GIVEN RECORDS:
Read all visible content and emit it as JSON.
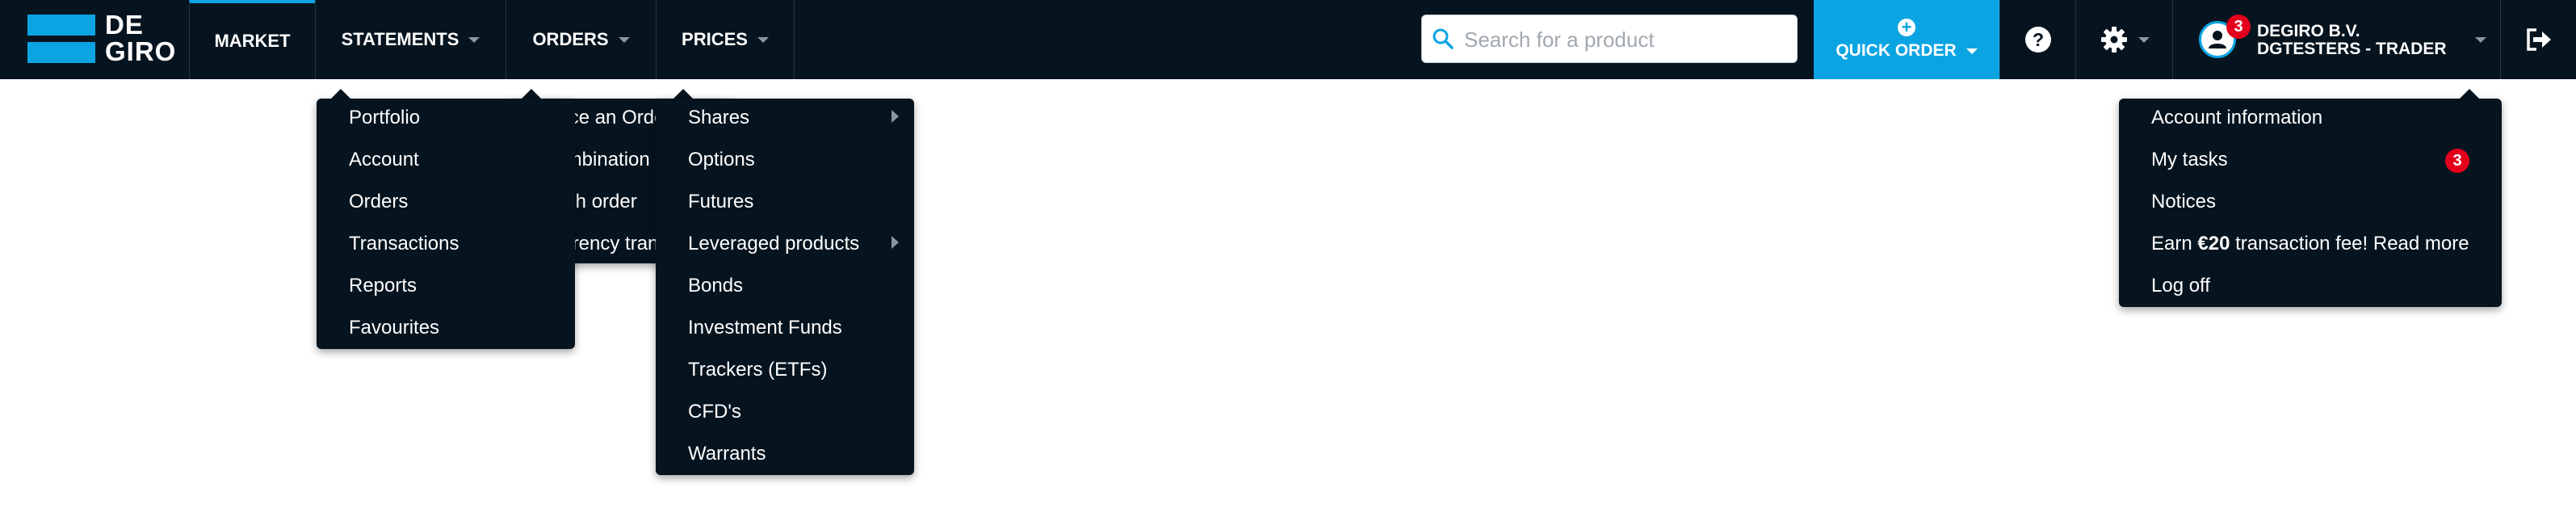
{
  "brand": {
    "logo_line1": "DE",
    "logo_line2": "GIRO",
    "accent_color": "#0ba4e3",
    "bar_color": "#06141f"
  },
  "nav": [
    {
      "label": "MARKET"
    },
    {
      "label": "STATEMENTS"
    },
    {
      "label": "ORDERS"
    },
    {
      "label": "PRICES"
    }
  ],
  "search": {
    "placeholder": "Search for a product",
    "icon": "search-icon"
  },
  "quick_order": {
    "label": "QUICK ORDER",
    "icon": "plus-circle-icon"
  },
  "help": {
    "icon": "question-circle-icon"
  },
  "settings": {
    "icon": "gear-icon"
  },
  "user": {
    "badge_count": "3",
    "line1": "DEGIRO B.V.",
    "line2": "DGTESTERS - TRADER",
    "icon": "user-icon"
  },
  "logout": {
    "icon": "logout-icon"
  },
  "statements_menu": [
    "Portfolio",
    "Account",
    "Orders",
    "Transactions",
    "Reports",
    "Favourites"
  ],
  "orders_menu": [
    "Place an Order",
    "Combination order",
    "Cash order",
    "Currency transfer"
  ],
  "prices_menu": [
    {
      "label": "Shares",
      "submenu": true
    },
    {
      "label": "Options",
      "submenu": false
    },
    {
      "label": "Futures",
      "submenu": false
    },
    {
      "label": "Leveraged products",
      "submenu": true
    },
    {
      "label": "Bonds",
      "submenu": false
    },
    {
      "label": "Investment Funds",
      "submenu": false
    },
    {
      "label": "Trackers (ETFs)",
      "submenu": false
    },
    {
      "label": "CFD's",
      "submenu": false
    },
    {
      "label": "Warrants",
      "submenu": false
    }
  ],
  "account_menu": {
    "account_information": "Account information",
    "my_tasks": "My tasks",
    "my_tasks_badge": "3",
    "notices": "Notices",
    "earn_prefix": "Earn ",
    "earn_amount": "€20",
    "earn_suffix": " transaction fee! Read more",
    "log_off": "Log off"
  }
}
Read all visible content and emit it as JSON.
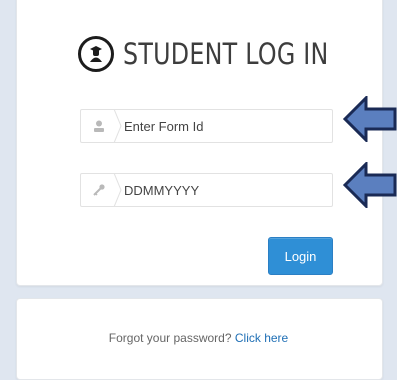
{
  "title": "STUDENT LOG IN",
  "form": {
    "form_id_placeholder": "Enter Form Id",
    "dob_placeholder": "DDMMYYYY",
    "login_label": "Login"
  },
  "forgot": {
    "text": "Forgot your password?",
    "link_label": "Click here"
  },
  "colors": {
    "button": "#2f8fd6",
    "link": "#1f6fb5",
    "arrow_fill": "#5b7fbf",
    "arrow_outline": "#1a2a55"
  },
  "icons": {
    "logo": "student-logo-icon",
    "user": "user-icon",
    "key": "key-icon",
    "pointer_arrow": "left-arrow-icon"
  }
}
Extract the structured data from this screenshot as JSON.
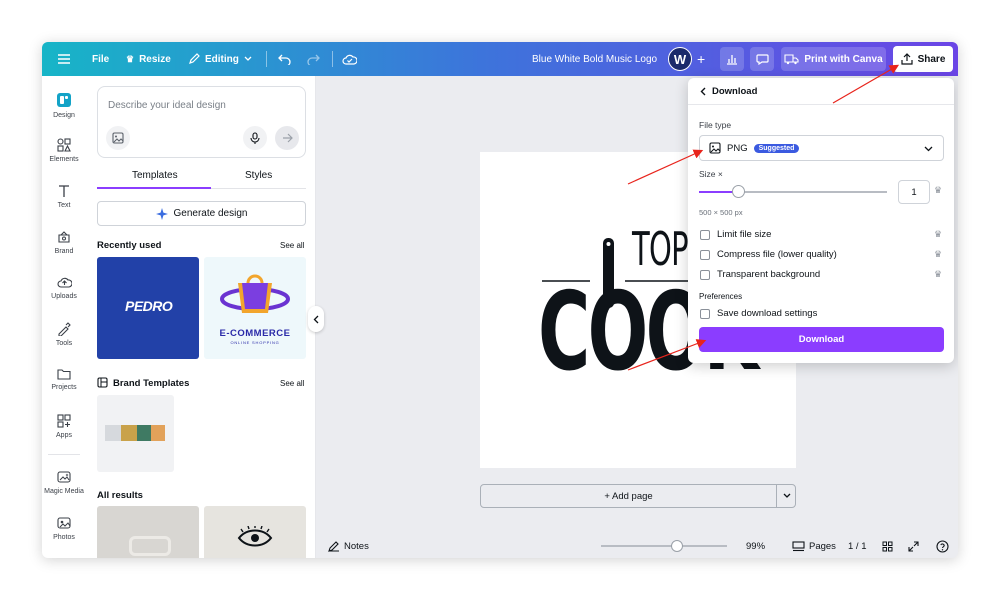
{
  "topbar": {
    "file_label": "File",
    "resize_label": "Resize",
    "editing_label": "Editing",
    "design_title": "Blue White Bold Music Logo",
    "avatar_initial": "W",
    "print_label": "Print with Canva",
    "share_label": "Share",
    "gradient": [
      "#17b5c7",
      "#3d74db",
      "#6b45e6"
    ]
  },
  "rail": {
    "items": [
      {
        "label": "Design",
        "icon": "design-icon"
      },
      {
        "label": "Elements",
        "icon": "elements-icon"
      },
      {
        "label": "Text",
        "icon": "text-icon"
      },
      {
        "label": "Brand",
        "icon": "brand-icon"
      },
      {
        "label": "Uploads",
        "icon": "uploads-icon"
      },
      {
        "label": "Tools",
        "icon": "tools-icon"
      },
      {
        "label": "Projects",
        "icon": "folder-icon"
      },
      {
        "label": "Apps",
        "icon": "apps-icon"
      },
      {
        "label": "Magic Media",
        "icon": "magic-media-icon"
      },
      {
        "label": "Photos",
        "icon": "photos-icon"
      }
    ]
  },
  "panel": {
    "prompt_placeholder": "Describe your ideal design",
    "tabs": [
      "Templates",
      "Styles"
    ],
    "generate_label": "Generate design",
    "recently_used": "Recently used",
    "see_all": "See all",
    "brand_templates": "Brand Templates",
    "all_results": "All results",
    "thumb_pedro": "PEDRO",
    "thumb_ecommerce": "E-COMMERCE",
    "thumb_ecommerce_sub": "ONLINE SHOPPING"
  },
  "canvas": {
    "logo_top": "TOP",
    "logo_main": "COOK",
    "add_page": "+ Add page"
  },
  "bottombar": {
    "notes": "Notes",
    "zoom": "99%",
    "pages": "Pages",
    "page_count": "1 / 1",
    "zoom_fraction": 0.6
  },
  "download": {
    "title": "Download",
    "file_type_label": "File type",
    "file_type": "PNG",
    "suggested": "Suggested",
    "size_label": "Size ×",
    "size_value": "1",
    "dimensions": "500 × 500 px",
    "options": [
      {
        "label": "Limit file size",
        "checked": false,
        "premium": true
      },
      {
        "label": "Compress file (lower quality)",
        "checked": false,
        "premium": true
      },
      {
        "label": "Transparent background",
        "checked": false,
        "premium": true
      }
    ],
    "preferences_label": "Preferences",
    "save_settings": "Save download settings",
    "download_button": "Download",
    "accent": "#8b3dff",
    "size_fraction": 0.21
  }
}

EXERCISE DESCRIPTION: Omit every picture, and otherwise quote the entries exactly.

RESPONSE:
Read all visible content and emit it as JSON.
{
  "brand": {
    "logo_line1": "DE",
    "logo_line2": "GIRO",
    "accent_color": "#0ba4e3",
    "bar_color": "#06141f"
  },
  "nav": [
    {
      "label": "MARKET"
    },
    {
      "label": "STATEMENTS"
    },
    {
      "label": "ORDERS"
    },
    {
      "label": "PRICES"
    }
  ],
  "search": {
    "placeholder": "Search for a product",
    "icon": "search-icon"
  },
  "quick_order": {
    "label": "QUICK ORDER",
    "icon": "plus-circle-icon"
  },
  "help": {
    "icon": "question-circle-icon"
  },
  "settings": {
    "icon": "gear-icon"
  },
  "user": {
    "badge_count": "3",
    "line1": "DEGIRO B.V.",
    "line2": "DGTESTERS - TRADER",
    "icon": "user-icon"
  },
  "logout": {
    "icon": "logout-icon"
  },
  "statements_menu": [
    "Portfolio",
    "Account",
    "Orders",
    "Transactions",
    "Reports",
    "Favourites"
  ],
  "orders_menu": [
    "Place an Order",
    "Combination order",
    "Cash order",
    "Currency transfer"
  ],
  "prices_menu": [
    {
      "label": "Shares",
      "submenu": true
    },
    {
      "label": "Options",
      "submenu": false
    },
    {
      "label": "Futures",
      "submenu": false
    },
    {
      "label": "Leveraged products",
      "submenu": true
    },
    {
      "label": "Bonds",
      "submenu": false
    },
    {
      "label": "Investment Funds",
      "submenu": false
    },
    {
      "label": "Trackers (ETFs)",
      "submenu": false
    },
    {
      "label": "CFD's",
      "submenu": false
    },
    {
      "label": "Warrants",
      "submenu": false
    }
  ],
  "account_menu": {
    "account_information": "Account information",
    "my_tasks": "My tasks",
    "my_tasks_badge": "3",
    "notices": "Notices",
    "earn_prefix": "Earn ",
    "earn_amount": "€20",
    "earn_suffix": " transaction fee! Read more",
    "log_off": "Log off"
  }
}
Read all visible content and emit it as JSON.
{
  "title": "STUDENT LOG IN",
  "form": {
    "form_id_placeholder": "Enter Form Id",
    "dob_placeholder": "DDMMYYYY",
    "login_label": "Login"
  },
  "forgot": {
    "text": "Forgot your password?",
    "link_label": "Click here"
  },
  "colors": {
    "button": "#2f8fd6",
    "link": "#1f6fb5",
    "arrow_fill": "#5b7fbf",
    "arrow_outline": "#1a2a55"
  },
  "icons": {
    "logo": "student-logo-icon",
    "user": "user-icon",
    "key": "key-icon",
    "pointer_arrow": "left-arrow-icon"
  }
}
Extract the structured data from this screenshot as JSON.
{
  "topbar": {
    "file_label": "File",
    "resize_label": "Resize",
    "editing_label": "Editing",
    "design_title": "Blue White Bold Music Logo",
    "avatar_initial": "W",
    "print_label": "Print with Canva",
    "share_label": "Share",
    "gradient": [
      "#17b5c7",
      "#3d74db",
      "#6b45e6"
    ]
  },
  "rail": {
    "items": [
      {
        "label": "Design",
        "icon": "design-icon"
      },
      {
        "label": "Elements",
        "icon": "elements-icon"
      },
      {
        "label": "Text",
        "icon": "text-icon"
      },
      {
        "label": "Brand",
        "icon": "brand-icon"
      },
      {
        "label": "Uploads",
        "icon": "uploads-icon"
      },
      {
        "label": "Tools",
        "icon": "tools-icon"
      },
      {
        "label": "Projects",
        "icon": "folder-icon"
      },
      {
        "label": "Apps",
        "icon": "apps-icon"
      },
      {
        "label": "Magic Media",
        "icon": "magic-media-icon"
      },
      {
        "label": "Photos",
        "icon": "photos-icon"
      }
    ]
  },
  "panel": {
    "prompt_placeholder": "Describe your ideal design",
    "tabs": [
      "Templates",
      "Styles"
    ],
    "generate_label": "Generate design",
    "recently_used": "Recently used",
    "see_all": "See all",
    "brand_templates": "Brand Templates",
    "all_results": "All results",
    "thumb_pedro": "PEDRO",
    "thumb_ecommerce": "E-COMMERCE",
    "thumb_ecommerce_sub": "ONLINE SHOPPING"
  },
  "canvas": {
    "logo_top": "TOP",
    "logo_main": "COOK",
    "add_page": "+ Add page"
  },
  "bottombar": {
    "notes": "Notes",
    "zoom": "99%",
    "pages": "Pages",
    "page_count": "1 / 1",
    "zoom_fraction": 0.6
  },
  "download": {
    "title": "Download",
    "file_type_label": "File type",
    "file_type": "PNG",
    "suggested": "Suggested",
    "size_label": "Size ×",
    "size_value": "1",
    "dimensions": "500 × 500 px",
    "options": [
      {
        "label": "Limit file size",
        "checked": false,
        "premium": true
      },
      {
        "label": "Compress file (lower quality)",
        "checked": false,
        "premium": true
      },
      {
        "label": "Transparent background",
        "checked": false,
        "premium": true
      }
    ],
    "preferences_label": "Preferences",
    "save_settings": "Save download settings",
    "download_button": "Download",
    "accent": "#8b3dff",
    "size_fraction": 0.21
  }
}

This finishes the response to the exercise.